[Records from a data collection]
******************************

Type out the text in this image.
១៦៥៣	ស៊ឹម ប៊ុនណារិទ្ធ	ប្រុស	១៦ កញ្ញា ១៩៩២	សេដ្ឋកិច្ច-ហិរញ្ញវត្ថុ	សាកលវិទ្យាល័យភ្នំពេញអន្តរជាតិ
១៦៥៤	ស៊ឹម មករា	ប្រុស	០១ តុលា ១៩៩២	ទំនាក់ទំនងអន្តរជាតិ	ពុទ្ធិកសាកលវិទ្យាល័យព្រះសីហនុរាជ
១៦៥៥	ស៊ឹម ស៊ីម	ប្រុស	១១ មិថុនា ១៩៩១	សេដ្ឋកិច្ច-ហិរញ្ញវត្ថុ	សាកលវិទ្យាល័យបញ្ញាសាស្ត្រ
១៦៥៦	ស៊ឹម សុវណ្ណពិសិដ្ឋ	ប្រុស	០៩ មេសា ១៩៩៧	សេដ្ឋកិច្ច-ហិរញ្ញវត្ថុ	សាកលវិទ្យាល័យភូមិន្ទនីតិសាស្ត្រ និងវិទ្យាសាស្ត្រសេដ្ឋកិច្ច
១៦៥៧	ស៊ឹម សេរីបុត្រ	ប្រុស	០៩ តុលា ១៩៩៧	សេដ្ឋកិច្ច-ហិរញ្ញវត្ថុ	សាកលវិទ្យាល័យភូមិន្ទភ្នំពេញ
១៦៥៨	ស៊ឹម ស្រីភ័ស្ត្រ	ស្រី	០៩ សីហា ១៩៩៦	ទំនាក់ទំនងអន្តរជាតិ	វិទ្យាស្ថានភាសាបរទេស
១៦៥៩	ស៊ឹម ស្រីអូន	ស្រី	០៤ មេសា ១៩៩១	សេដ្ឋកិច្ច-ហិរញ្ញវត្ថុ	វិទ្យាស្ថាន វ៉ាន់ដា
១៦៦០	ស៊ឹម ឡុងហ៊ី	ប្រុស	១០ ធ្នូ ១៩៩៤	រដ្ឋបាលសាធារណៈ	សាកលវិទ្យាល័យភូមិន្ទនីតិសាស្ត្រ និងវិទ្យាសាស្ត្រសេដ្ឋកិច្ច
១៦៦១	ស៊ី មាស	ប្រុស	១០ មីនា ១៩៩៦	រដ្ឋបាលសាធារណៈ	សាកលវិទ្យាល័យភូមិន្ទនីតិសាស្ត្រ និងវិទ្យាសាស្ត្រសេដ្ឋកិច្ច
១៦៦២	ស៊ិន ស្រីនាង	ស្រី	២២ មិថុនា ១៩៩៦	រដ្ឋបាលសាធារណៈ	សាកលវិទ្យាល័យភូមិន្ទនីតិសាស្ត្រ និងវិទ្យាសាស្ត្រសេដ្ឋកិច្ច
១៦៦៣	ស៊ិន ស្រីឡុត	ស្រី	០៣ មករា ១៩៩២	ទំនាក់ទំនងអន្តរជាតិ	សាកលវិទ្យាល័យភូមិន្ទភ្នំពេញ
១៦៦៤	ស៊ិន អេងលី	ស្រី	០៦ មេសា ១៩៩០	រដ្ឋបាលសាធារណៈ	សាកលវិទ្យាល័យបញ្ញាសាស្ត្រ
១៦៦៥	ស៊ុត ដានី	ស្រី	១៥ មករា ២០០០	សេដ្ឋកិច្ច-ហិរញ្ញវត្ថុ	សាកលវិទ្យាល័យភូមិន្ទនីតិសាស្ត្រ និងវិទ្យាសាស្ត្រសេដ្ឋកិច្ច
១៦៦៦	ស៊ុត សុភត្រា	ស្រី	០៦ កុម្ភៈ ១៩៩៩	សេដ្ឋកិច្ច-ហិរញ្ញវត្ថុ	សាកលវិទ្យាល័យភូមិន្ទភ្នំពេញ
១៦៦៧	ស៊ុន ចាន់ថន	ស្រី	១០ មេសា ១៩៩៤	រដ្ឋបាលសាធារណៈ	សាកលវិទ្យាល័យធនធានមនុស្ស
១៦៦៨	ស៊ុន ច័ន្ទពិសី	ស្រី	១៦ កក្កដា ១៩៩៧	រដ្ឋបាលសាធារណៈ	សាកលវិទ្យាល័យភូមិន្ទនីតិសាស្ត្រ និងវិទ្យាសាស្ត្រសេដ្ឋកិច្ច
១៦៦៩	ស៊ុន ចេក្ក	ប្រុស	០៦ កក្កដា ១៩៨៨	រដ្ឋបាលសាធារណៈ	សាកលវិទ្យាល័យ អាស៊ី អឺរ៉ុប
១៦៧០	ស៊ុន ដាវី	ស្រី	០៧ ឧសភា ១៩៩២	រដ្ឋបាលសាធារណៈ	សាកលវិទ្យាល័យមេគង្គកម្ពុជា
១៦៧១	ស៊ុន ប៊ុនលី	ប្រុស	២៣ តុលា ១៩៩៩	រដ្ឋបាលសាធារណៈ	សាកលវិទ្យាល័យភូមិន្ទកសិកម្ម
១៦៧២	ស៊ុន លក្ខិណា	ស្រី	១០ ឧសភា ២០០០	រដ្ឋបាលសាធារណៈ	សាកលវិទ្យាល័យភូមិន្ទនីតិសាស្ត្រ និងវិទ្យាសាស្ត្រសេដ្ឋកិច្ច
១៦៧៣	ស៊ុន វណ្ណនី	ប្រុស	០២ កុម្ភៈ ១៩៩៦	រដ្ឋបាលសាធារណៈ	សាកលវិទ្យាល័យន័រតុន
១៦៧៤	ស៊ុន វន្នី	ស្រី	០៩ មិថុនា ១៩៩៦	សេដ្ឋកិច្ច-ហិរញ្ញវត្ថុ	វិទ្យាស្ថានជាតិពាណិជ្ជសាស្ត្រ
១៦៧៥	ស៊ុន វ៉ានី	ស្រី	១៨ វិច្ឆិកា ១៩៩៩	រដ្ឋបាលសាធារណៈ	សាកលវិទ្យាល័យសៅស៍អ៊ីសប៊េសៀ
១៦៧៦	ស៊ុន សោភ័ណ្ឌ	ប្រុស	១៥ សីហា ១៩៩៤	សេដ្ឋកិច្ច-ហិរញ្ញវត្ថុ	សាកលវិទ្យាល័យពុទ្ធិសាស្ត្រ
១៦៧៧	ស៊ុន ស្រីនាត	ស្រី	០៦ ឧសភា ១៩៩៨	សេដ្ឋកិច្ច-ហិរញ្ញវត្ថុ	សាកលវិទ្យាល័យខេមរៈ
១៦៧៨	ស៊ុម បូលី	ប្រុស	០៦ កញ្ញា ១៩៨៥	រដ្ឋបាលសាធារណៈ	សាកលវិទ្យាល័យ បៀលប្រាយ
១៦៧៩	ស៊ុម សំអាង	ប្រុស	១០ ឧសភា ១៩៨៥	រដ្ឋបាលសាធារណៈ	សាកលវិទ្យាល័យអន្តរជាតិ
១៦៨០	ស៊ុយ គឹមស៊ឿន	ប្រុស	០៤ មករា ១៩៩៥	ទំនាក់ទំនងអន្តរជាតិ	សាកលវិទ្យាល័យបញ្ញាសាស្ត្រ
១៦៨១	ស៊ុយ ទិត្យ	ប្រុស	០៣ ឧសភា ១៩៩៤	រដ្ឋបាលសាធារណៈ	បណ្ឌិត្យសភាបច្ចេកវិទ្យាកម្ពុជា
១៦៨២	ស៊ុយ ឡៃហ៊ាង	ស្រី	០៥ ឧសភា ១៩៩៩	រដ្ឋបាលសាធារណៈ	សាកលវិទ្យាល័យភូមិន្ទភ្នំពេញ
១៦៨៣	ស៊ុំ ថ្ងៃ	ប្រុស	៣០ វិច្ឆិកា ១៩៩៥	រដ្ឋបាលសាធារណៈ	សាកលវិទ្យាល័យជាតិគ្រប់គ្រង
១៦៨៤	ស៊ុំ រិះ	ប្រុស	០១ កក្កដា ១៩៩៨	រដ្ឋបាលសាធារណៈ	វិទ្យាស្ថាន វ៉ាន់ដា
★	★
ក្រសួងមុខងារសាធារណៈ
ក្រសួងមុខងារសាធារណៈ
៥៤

******************************

[THE PROBLEM] Check each line above for the word "នងអន" and copy the ones that have it.

[OUTPUT FOR THIS EXERCISE]
១៦៥៤	ស៊ឹម មករា	ប្រុស	០១ តុលា ១៩៩២	ទំនាក់ទំនងអន្តរជាតិ	ពុទ្ធិកសាកលវិទ្យាល័យព្រះសីហនុរាជ
១៦៥៨	ស៊ឹម ស្រីភ័ស្ត្រ	ស្រី	០៩ សីហា ១៩៩៦	ទំនាក់ទំនងអន្តរជាតិ	វិទ្យាស្ថានភាសាបរទេស
១៦៦៣	ស៊ិន ស្រីឡុត	ស្រី	០៣ មករា ១៩៩២	ទំនាក់ទំនងអន្តរជាតិ	សាកលវិទ្យាល័យភូមិន្ទភ្នំពេញ
១៦៨០	ស៊ុយ គឹមស៊ឿន	ប្រុស	០៤ មករា ១៩៩៥	ទំនាក់ទំនងអន្តរជាតិ	សាកលវិទ្យាល័យបញ្ញាសាស្ត្រ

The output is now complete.